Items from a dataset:
----

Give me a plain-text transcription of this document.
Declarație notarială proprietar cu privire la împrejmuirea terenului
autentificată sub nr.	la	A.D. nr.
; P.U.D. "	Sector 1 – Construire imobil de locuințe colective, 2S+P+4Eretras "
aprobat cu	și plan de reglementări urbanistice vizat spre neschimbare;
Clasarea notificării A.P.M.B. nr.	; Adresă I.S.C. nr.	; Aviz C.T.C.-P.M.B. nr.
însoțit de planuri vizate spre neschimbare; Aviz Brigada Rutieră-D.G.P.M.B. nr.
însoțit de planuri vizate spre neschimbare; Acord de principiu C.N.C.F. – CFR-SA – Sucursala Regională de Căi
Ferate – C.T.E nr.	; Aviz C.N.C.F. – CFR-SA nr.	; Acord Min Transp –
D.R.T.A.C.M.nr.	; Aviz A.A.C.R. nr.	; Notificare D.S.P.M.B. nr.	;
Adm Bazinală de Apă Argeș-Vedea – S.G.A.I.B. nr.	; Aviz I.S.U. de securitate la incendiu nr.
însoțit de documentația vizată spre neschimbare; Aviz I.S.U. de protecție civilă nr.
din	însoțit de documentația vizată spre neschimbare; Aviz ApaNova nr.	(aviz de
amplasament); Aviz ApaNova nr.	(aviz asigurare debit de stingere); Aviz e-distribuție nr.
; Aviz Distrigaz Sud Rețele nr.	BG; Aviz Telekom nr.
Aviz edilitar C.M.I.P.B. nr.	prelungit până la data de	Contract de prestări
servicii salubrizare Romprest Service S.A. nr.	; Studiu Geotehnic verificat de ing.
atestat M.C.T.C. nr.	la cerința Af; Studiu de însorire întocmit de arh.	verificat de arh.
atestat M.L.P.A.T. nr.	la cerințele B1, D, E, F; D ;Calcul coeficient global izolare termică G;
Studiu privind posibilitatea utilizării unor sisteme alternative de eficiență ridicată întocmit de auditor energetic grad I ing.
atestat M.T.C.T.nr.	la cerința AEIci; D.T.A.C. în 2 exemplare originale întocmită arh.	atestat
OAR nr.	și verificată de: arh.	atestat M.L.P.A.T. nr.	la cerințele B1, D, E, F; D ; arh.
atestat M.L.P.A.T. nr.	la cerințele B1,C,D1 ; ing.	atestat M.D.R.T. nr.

----

GIVEN PROBLEM
Extract each line from the listing above, please, and repeat it exactly.

FINISHED EXERCISE
Give me a plain-text transcription of this document.
Declarație notarială proprietar cu privire la împrejmuirea terenului
autentificată sub nr.	la	A.D. nr.
; P.U.D. "	Sector 1 – Construire imobil de locuințe colective, 2S+P+4Eretras "
aprobat cu	și plan de reglementări urbanistice vizat spre neschimbare;
Clasarea notificării A.P.M.B. nr.	; Adresă I.S.C. nr.	; Aviz C.T.C.-P.M.B. nr.
însoțit de planuri vizate spre neschimbare; Aviz Brigada Rutieră-D.G.P.M.B. nr.
însoțit de planuri vizate spre neschimbare; Acord de principiu C.N.C.F. – CFR-SA – Sucursala Regională de Căi
Ferate – C.T.E nr.	; Aviz C.N.C.F. – CFR-SA nr.	; Acord Min Transp –
D.R.T.A.C.M.nr.	; Aviz A.A.C.R. nr.	; Notificare D.S.P.M.B. nr.	;
Adm Bazinală de Apă Argeș-Vedea – S.G.A.I.B. nr.	; Aviz I.S.U. de securitate la incendiu nr.
însoțit de documentația vizată spre neschimbare; Aviz I.S.U. de protecție civilă nr.
din	însoțit de documentația vizată spre neschimbare; Aviz ApaNova nr.	(aviz de
amplasament); Aviz ApaNova nr.	(aviz asigurare debit de stingere); Aviz e-distribuție nr.
; Aviz Distrigaz Sud Rețele nr.	BG; Aviz Telekom nr.
Aviz edilitar C.M.I.P.B. nr.	prelungit până la data de	Contract de prestări
servicii salubrizare Romprest Service S.A. nr.	; Studiu Geotehnic verificat de ing.
atestat M.C.T.C. nr.	la cerința Af; Studiu de însorire întocmit de arh.	verificat de arh.
atestat M.L.P.A.T. nr.	la cerințele B1, D, E, F; D ;Calcul coeficient global izolare termică G;
Studiu privind posibilitatea utilizării unor sisteme alternative de eficiență ridicată întocmit de auditor energetic grad I ing.
atestat M.T.C.T.nr.	la cerința AEIci; D.T.A.C. în 2 exemplare originale întocmită arh.	atestat
OAR nr.	și verificată de: arh.	atestat M.L.P.A.T. nr.	la cerințele B1, D, E, F; D ; arh.
atestat M.L.P.A.T. nr.	la cerințele B1,C,D1 ; ing.	atestat M.D.R.T. nr.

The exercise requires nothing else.